Search the listing for "title" and copy every line where it appears.
##### Provided data #####
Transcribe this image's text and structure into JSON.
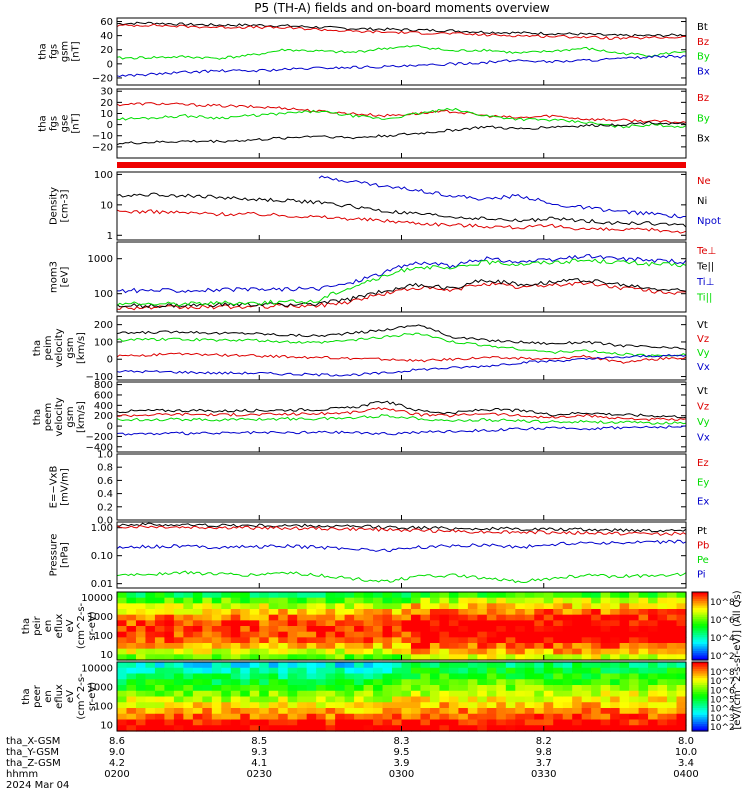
{
  "title": "P5 (TH-A) fields and on-board moments overview",
  "colors": {
    "black": "#000000",
    "red": "#dd0000",
    "green": "#00dd00",
    "blue": "#0000cc",
    "band": "#ee0000"
  },
  "chart_data": [
    {
      "type": "line",
      "ylabel": [
        "tha",
        "fgs",
        "gsm",
        "[nT]"
      ],
      "ylim": [
        -30,
        65
      ],
      "yticks": [
        "60",
        "40",
        "20",
        "0",
        "−20"
      ],
      "series": [
        {
          "name": "Bt",
          "color": "black",
          "y": [
            57,
            58,
            56,
            55,
            55,
            54,
            52,
            50,
            49,
            48,
            47,
            45,
            44,
            43,
            42,
            40,
            40,
            41
          ]
        },
        {
          "name": "Bz",
          "color": "red",
          "y": [
            54,
            55,
            53,
            52,
            52,
            51,
            49,
            46,
            45,
            44,
            43,
            41,
            40,
            39,
            38,
            36,
            37,
            38
          ]
        },
        {
          "name": "By",
          "color": "green",
          "y": [
            8,
            9,
            10,
            8,
            12,
            20,
            18,
            16,
            22,
            25,
            18,
            20,
            15,
            18,
            22,
            15,
            12,
            18
          ]
        },
        {
          "name": "Bx",
          "color": "blue",
          "y": [
            -17,
            -15,
            -12,
            -10,
            -10,
            -8,
            -6,
            -5,
            -4,
            -3,
            0,
            2,
            5,
            3,
            5,
            7,
            10,
            10
          ]
        }
      ]
    },
    {
      "type": "line",
      "ylabel": [
        "tha",
        "fgs",
        "gse",
        "[nT]"
      ],
      "ylim": [
        -30,
        32
      ],
      "yticks": [
        "30",
        "20",
        "10",
        "0",
        "−10",
        "−20"
      ],
      "series": [
        {
          "name": "Bz",
          "color": "red",
          "y": [
            18,
            19,
            18,
            17,
            16,
            15,
            12,
            10,
            8,
            10,
            12,
            8,
            6,
            8,
            5,
            4,
            3,
            2
          ]
        },
        {
          "name": "By",
          "color": "green",
          "y": [
            5,
            6,
            8,
            6,
            8,
            10,
            12,
            8,
            5,
            10,
            14,
            8,
            5,
            4,
            2,
            -2,
            0,
            -2
          ]
        },
        {
          "name": "Bx",
          "color": "black",
          "y": [
            -17,
            -16,
            -15,
            -15,
            -14,
            -12,
            -10,
            -12,
            -10,
            -8,
            -5,
            -2,
            -4,
            -2,
            -1,
            0,
            2,
            0
          ]
        }
      ]
    },
    {
      "type": "line",
      "log": true,
      "ylabel": [
        "Density",
        "[cm-3]"
      ],
      "ylim": [
        0.7,
        120
      ],
      "yticks": [
        "100",
        "10",
        "1"
      ],
      "series": [
        {
          "name": "Ne",
          "color": "red",
          "y": [
            6,
            6,
            5.5,
            5,
            5,
            4.5,
            4,
            3.5,
            3,
            2.5,
            2.2,
            2,
            1.8,
            2,
            1.6,
            1.5,
            1.5,
            1.3
          ]
        },
        {
          "name": "Ni",
          "color": "black",
          "y": [
            20,
            22,
            20,
            18,
            15,
            14,
            12,
            9,
            6,
            5,
            4,
            3.5,
            3,
            3.5,
            3,
            2.5,
            2.5,
            2
          ]
        },
        {
          "name": "Npot",
          "color": "blue",
          "y": [
            null,
            null,
            null,
            null,
            null,
            null,
            80,
            60,
            40,
            30,
            20,
            15,
            20,
            10,
            8,
            6,
            5,
            4
          ]
        }
      ]
    },
    {
      "type": "line",
      "log": true,
      "ylabel": [
        "mom3",
        "[eV]"
      ],
      "ylim": [
        30,
        3000
      ],
      "yticks": [
        "1000",
        "100"
      ],
      "series": [
        {
          "name": "Te⊥",
          "color": "red",
          "y": [
            40,
            40,
            40,
            42,
            42,
            45,
            45,
            60,
            100,
            150,
            120,
            200,
            150,
            180,
            200,
            150,
            120,
            100
          ]
        },
        {
          "name": "Te||",
          "color": "black",
          "y": [
            45,
            45,
            45,
            48,
            48,
            50,
            50,
            70,
            120,
            180,
            140,
            250,
            180,
            220,
            250,
            180,
            140,
            120
          ]
        },
        {
          "name": "Ti⊥",
          "color": "blue",
          "y": [
            120,
            125,
            125,
            128,
            130,
            135,
            140,
            200,
            400,
            800,
            600,
            1000,
            800,
            900,
            1200,
            1000,
            900,
            800
          ]
        },
        {
          "name": "Ti||",
          "color": "green",
          "y": [
            50,
            52,
            52,
            55,
            55,
            58,
            60,
            150,
            300,
            600,
            500,
            800,
            700,
            800,
            900,
            800,
            700,
            650
          ]
        }
      ]
    },
    {
      "type": "line",
      "ylabel": [
        "tha",
        "peim",
        "velocity",
        "gsm",
        "[km/s]"
      ],
      "ylim": [
        -120,
        250
      ],
      "yticks": [
        "200",
        "100",
        "0",
        "−100"
      ],
      "series": [
        {
          "name": "Vt",
          "color": "black",
          "y": [
            150,
            155,
            160,
            150,
            150,
            140,
            135,
            150,
            170,
            200,
            130,
            110,
            100,
            90,
            100,
            80,
            70,
            60
          ]
        },
        {
          "name": "Vz",
          "color": "red",
          "y": [
            20,
            25,
            30,
            25,
            20,
            15,
            10,
            5,
            0,
            -10,
            0,
            10,
            5,
            0,
            20,
            -20,
            0,
            10
          ]
        },
        {
          "name": "Vy",
          "color": "green",
          "y": [
            110,
            115,
            115,
            110,
            110,
            100,
            95,
            110,
            130,
            150,
            100,
            80,
            60,
            40,
            50,
            30,
            20,
            30
          ]
        },
        {
          "name": "Vx",
          "color": "blue",
          "y": [
            -70,
            -72,
            -75,
            -80,
            -80,
            -85,
            -90,
            -90,
            -80,
            -60,
            -50,
            -40,
            -20,
            -10,
            0,
            10,
            20,
            20
          ]
        }
      ]
    },
    {
      "type": "line",
      "ylabel": [
        "tha",
        "peem",
        "velocity",
        "gsm",
        "[km/s]"
      ],
      "ylim": [
        -500,
        850
      ],
      "yticks": [
        "800",
        "600",
        "400",
        "200",
        "0",
        "−200",
        "−400"
      ],
      "series": [
        {
          "name": "Vt",
          "color": "black",
          "y": [
            280,
            300,
            300,
            290,
            300,
            310,
            320,
            350,
            480,
            300,
            250,
            320,
            300,
            220,
            260,
            220,
            200,
            180
          ]
        },
        {
          "name": "Vz",
          "color": "red",
          "y": [
            200,
            220,
            230,
            220,
            220,
            230,
            240,
            260,
            350,
            220,
            200,
            250,
            200,
            160,
            200,
            150,
            130,
            120
          ]
        },
        {
          "name": "Vy",
          "color": "green",
          "y": [
            120,
            130,
            130,
            120,
            130,
            140,
            140,
            160,
            200,
            150,
            100,
            120,
            100,
            80,
            90,
            70,
            60,
            60
          ]
        },
        {
          "name": "Vx",
          "color": "blue",
          "y": [
            -150,
            -150,
            -140,
            -140,
            -130,
            -130,
            -120,
            -120,
            -150,
            -120,
            -100,
            -80,
            -60,
            -40,
            -50,
            -30,
            -20,
            -20
          ]
        }
      ]
    },
    {
      "type": "line",
      "ylabel": [
        "E=−VxB",
        "[mV/m]"
      ],
      "ylim": [
        0,
        1.0
      ],
      "yticks": [
        "1.0",
        "0.8",
        "0.6",
        "0.4",
        "0.2",
        "0.0"
      ],
      "series": [
        {
          "name": "Ez",
          "color": "red",
          "y": []
        },
        {
          "name": "Ey",
          "color": "green",
          "y": []
        },
        {
          "name": "Ex",
          "color": "blue",
          "y": []
        }
      ]
    },
    {
      "type": "line",
      "log": true,
      "ylabel": [
        "Pressure",
        "[nPa]"
      ],
      "ylim": [
        0.007,
        1.6
      ],
      "yticks": [
        "1.00",
        "0.10",
        "0.01"
      ],
      "series": [
        {
          "name": "Pt",
          "color": "black",
          "y": [
            1.3,
            1.3,
            1.25,
            1.22,
            1.2,
            1.18,
            1.15,
            1.1,
            1.05,
            1.0,
            0.95,
            0.92,
            0.9,
            0.88,
            0.85,
            0.83,
            0.82,
            0.8
          ]
        },
        {
          "name": "Pb",
          "color": "red",
          "y": [
            1.1,
            1.1,
            1.05,
            1.02,
            1.0,
            0.98,
            0.95,
            0.9,
            0.85,
            0.8,
            0.75,
            0.72,
            0.7,
            0.68,
            0.65,
            0.63,
            0.62,
            0.6
          ]
        },
        {
          "name": "Pe",
          "color": "green",
          "y": [
            0.02,
            0.022,
            0.025,
            0.022,
            0.02,
            0.025,
            0.02,
            0.015,
            0.012,
            0.018,
            0.02,
            0.015,
            0.012,
            0.015,
            0.02,
            0.018,
            0.02,
            0.022
          ]
        },
        {
          "name": "Pi",
          "color": "blue",
          "y": [
            0.2,
            0.21,
            0.22,
            0.2,
            0.21,
            0.22,
            0.2,
            0.18,
            0.15,
            0.2,
            0.22,
            0.25,
            0.2,
            0.25,
            0.3,
            0.28,
            0.3,
            0.32
          ]
        }
      ]
    },
    {
      "type": "heatmap",
      "ylabel": [
        "tha",
        "peir",
        "en",
        "eflux",
        "eV",
        "(cm^2-s-",
        "sr-eV)"
      ],
      "ylim_log": [
        5,
        20000
      ],
      "yticks": [
        "10000",
        "1000",
        "100",
        "10"
      ],
      "colorbar": {
        "labels": [
          "10^8",
          "10^6",
          "10^4",
          "10^2"
        ],
        "title": "[eV/(cm^2-s-sr-eV)] (All Qs)"
      }
    },
    {
      "type": "heatmap",
      "ylabel": [
        "tha",
        "peer",
        "en",
        "eflux",
        "eV",
        "(cm^2-s-",
        "sr-eV)"
      ],
      "ylim_log": [
        5,
        20000
      ],
      "yticks": [
        "10000",
        "1000",
        "100",
        "10"
      ],
      "colorbar": {
        "labels": [
          "10^8",
          "10^7",
          "10^6",
          "10^5",
          "10^4",
          "10^3",
          "10^2"
        ]
      }
    }
  ],
  "xaxis": {
    "rows": [
      {
        "label": "tha_X-GSM",
        "values": [
          "8.6",
          "8.5",
          "8.3",
          "8.2",
          "8.0"
        ]
      },
      {
        "label": "tha_Y-GSM",
        "values": [
          "9.0",
          "9.3",
          "9.5",
          "9.8",
          "10.0"
        ]
      },
      {
        "label": "tha_Z-GSM",
        "values": [
          "4.2",
          "4.1",
          "3.9",
          "3.7",
          "3.4"
        ]
      },
      {
        "label": "hhmm",
        "values": [
          "0200",
          "0230",
          "0300",
          "0330",
          "0400"
        ]
      }
    ],
    "date": "2024 Mar 04"
  }
}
#####
## Answer to this exercise
  "title": "P5 (TH-A) fields and on-board moments overview",
        "title": "[eV/(cm^2-s-sr-eV)] (All Qs)"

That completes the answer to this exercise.